### Information supplied
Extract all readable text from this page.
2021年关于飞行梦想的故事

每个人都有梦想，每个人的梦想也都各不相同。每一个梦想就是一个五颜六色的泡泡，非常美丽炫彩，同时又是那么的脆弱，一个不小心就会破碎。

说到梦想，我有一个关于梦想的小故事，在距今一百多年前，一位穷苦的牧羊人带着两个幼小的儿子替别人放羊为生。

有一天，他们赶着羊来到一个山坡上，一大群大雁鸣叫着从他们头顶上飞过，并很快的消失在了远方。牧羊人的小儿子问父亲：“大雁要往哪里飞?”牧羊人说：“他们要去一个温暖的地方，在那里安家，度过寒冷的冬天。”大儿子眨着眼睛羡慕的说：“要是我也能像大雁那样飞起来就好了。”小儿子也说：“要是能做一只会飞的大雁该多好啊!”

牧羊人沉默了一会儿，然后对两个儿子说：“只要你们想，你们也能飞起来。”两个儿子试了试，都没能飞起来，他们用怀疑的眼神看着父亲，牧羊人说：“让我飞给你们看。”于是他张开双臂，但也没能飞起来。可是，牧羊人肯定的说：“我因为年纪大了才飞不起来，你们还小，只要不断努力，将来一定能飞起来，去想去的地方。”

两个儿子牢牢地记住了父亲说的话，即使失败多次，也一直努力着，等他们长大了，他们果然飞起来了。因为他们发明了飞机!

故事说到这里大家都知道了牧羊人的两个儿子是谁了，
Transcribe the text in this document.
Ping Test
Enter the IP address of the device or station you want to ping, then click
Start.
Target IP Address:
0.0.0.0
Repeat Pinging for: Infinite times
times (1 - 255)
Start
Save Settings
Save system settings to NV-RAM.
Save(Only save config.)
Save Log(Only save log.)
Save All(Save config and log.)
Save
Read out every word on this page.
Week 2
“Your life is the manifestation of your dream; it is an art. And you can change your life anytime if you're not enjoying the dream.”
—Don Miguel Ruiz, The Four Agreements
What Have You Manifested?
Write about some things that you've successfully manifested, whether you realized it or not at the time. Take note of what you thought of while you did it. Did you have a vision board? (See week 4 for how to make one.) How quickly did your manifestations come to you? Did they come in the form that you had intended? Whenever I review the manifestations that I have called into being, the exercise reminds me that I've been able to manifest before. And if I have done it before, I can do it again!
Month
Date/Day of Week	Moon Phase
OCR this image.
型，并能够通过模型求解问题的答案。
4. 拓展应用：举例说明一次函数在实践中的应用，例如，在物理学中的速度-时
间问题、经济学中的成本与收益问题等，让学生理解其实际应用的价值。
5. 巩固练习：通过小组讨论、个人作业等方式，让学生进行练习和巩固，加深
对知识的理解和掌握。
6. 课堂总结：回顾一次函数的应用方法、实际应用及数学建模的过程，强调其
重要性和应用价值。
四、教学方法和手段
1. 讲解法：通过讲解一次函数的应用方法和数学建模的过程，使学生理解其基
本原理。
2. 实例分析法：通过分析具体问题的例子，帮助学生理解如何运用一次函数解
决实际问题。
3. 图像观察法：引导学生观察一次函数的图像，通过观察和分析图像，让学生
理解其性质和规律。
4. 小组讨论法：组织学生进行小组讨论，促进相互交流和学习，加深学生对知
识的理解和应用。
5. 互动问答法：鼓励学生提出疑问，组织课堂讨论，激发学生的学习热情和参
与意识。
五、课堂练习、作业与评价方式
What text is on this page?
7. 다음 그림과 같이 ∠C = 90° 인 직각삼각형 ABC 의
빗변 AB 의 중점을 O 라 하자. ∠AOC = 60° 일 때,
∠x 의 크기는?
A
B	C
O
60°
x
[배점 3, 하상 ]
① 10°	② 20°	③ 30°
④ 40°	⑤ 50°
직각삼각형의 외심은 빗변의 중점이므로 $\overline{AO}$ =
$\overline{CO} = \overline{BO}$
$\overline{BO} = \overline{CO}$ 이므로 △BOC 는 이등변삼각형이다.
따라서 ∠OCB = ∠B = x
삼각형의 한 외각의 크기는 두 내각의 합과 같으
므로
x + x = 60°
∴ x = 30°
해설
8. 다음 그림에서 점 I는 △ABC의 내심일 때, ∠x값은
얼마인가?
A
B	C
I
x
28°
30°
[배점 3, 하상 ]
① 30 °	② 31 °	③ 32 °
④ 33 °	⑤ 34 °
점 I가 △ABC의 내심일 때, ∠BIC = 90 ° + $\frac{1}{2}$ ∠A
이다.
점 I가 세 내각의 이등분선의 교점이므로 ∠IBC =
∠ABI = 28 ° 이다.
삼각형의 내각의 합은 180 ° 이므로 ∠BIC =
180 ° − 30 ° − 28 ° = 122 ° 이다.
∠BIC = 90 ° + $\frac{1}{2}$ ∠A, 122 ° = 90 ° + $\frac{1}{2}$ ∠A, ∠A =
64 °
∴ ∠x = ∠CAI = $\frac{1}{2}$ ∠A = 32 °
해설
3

### Task brief
Extract the data in full. Keep it word for word.

### Full answer
Extract all readable text from this page.
2021年关于飞行梦想的故事

每个人都有梦想，每个人的梦想也都各不相同。每一个梦想就是一个五颜六色的泡泡，非常美丽炫彩，同时又是那么的脆弱，一个不小心就会破碎。

说到梦想，我有一个关于梦想的小故事，在距今一百多年前，一位穷苦的牧羊人带着两个幼小的儿子替别人放羊为生。

有一天，他们赶着羊来到一个山坡上，一大群大雁鸣叫着从他们头顶上飞过，并很快的消失在了远方。牧羊人的小儿子问父亲：“大雁要往哪里飞?”牧羊人说：“他们要去一个温暖的地方，在那里安家，度过寒冷的冬天。”大儿子眨着眼睛羡慕的说：“要是我也能像大雁那样飞起来就好了。”小儿子也说：“要是能做一只会飞的大雁该多好啊!”

牧羊人沉默了一会儿，然后对两个儿子说：“只要你们想，你们也能飞起来。”两个儿子试了试，都没能飞起来，他们用怀疑的眼神看着父亲，牧羊人说：“让我飞给你们看。”于是他张开双臂，但也没能飞起来。可是，牧羊人肯定的说：“我因为年纪大了才飞不起来，你们还小，只要不断努力，将来一定能飞起来，去想去的地方。”

两个儿子牢牢地记住了父亲说的话，即使失败多次，也一直努力着，等他们长大了，他们果然飞起来了。因为他们发明了飞机!

故事说到这里大家都知道了牧羊人的两个儿子是谁了，
Transcribe the text in this document.
Ping Test
Enter the IP address of the device or station you want to ping, then click
Start.
Target IP Address:
0.0.0.0
Repeat Pinging for: Infinite times
times (1 - 255)
Start
Save Settings
Save system settings to NV-RAM.
Save(Only save config.)
Save Log(Only save log.)
Save All(Save config and log.)
Save
Read out every word on this page.
Week 2
“Your life is the manifestation of your dream; it is an art. And you can change your life anytime if you're not enjoying the dream.”
—Don Miguel Ruiz, The Four Agreements
What Have You Manifested?
Write about some things that you've successfully manifested, whether you realized it or not at the time. Take note of what you thought of while you did it. Did you have a vision board? (See week 4 for how to make one.) How quickly did your manifestations come to you? Did they come in the form that you had intended? Whenever I review the manifestations that I have called into being, the exercise reminds me that I've been able to manifest before. And if I have done it before, I can do it again!
Month
Date/Day of Week	Moon Phase
OCR this image.
型，并能够通过模型求解问题的答案。
4. 拓展应用：举例说明一次函数在实践中的应用，例如，在物理学中的速度-时
间问题、经济学中的成本与收益问题等，让学生理解其实际应用的价值。
5. 巩固练习：通过小组讨论、个人作业等方式，让学生进行练习和巩固，加深
对知识的理解和掌握。
6. 课堂总结：回顾一次函数的应用方法、实际应用及数学建模的过程，强调其
重要性和应用价值。
四、教学方法和手段
1. 讲解法：通过讲解一次函数的应用方法和数学建模的过程，使学生理解其基
本原理。
2. 实例分析法：通过分析具体问题的例子，帮助学生理解如何运用一次函数解
决实际问题。
3. 图像观察法：引导学生观察一次函数的图像，通过观察和分析图像，让学生
理解其性质和规律。
4. 小组讨论法：组织学生进行小组讨论，促进相互交流和学习，加深学生对知
识的理解和应用。
5. 互动问答法：鼓励学生提出疑问，组织课堂讨论，激发学生的学习热情和参
与意识。
五、课堂练习、作业与评价方式
What text is on this page?
7. 다음 그림과 같이 ∠C = 90° 인 직각삼각형 ABC 의
빗변 AB 의 중점을 O 라 하자. ∠AOC = 60° 일 때,
∠x 의 크기는?
A
B	C
O
60°
x
[배점 3, 하상 ]
① 10°	② 20°	③ 30°
④ 40°	⑤ 50°
직각삼각형의 외심은 빗변의 중점이므로 $\overline{AO}$ =
$\overline{CO} = \overline{BO}$
$\overline{BO} = \overline{CO}$ 이므로 △BOC 는 이등변삼각형이다.
따라서 ∠OCB = ∠B = x
삼각형의 한 외각의 크기는 두 내각의 합과 같으
므로
x + x = 60°
∴ x = 30°
해설
8. 다음 그림에서 점 I는 △ABC의 내심일 때, ∠x값은
얼마인가?
A
B	C
I
x
28°
30°
[배점 3, 하상 ]
① 30 °	② 31 °	③ 32 °
④ 33 °	⑤ 34 °
점 I가 △ABC의 내심일 때, ∠BIC = 90 ° + $\frac{1}{2}$ ∠A
이다.
점 I가 세 내각의 이등분선의 교점이므로 ∠IBC =
∠ABI = 28 ° 이다.
삼각형의 내각의 합은 180 ° 이므로 ∠BIC =
180 ° − 30 ° − 28 ° = 122 ° 이다.
∠BIC = 90 ° + $\frac{1}{2}$ ∠A, 122 ° = 90 ° + $\frac{1}{2}$ ∠A, ∠A =
64 °
∴ ∠x = ∠CAI = $\frac{1}{2}$ ∠A = 32 °
해설
3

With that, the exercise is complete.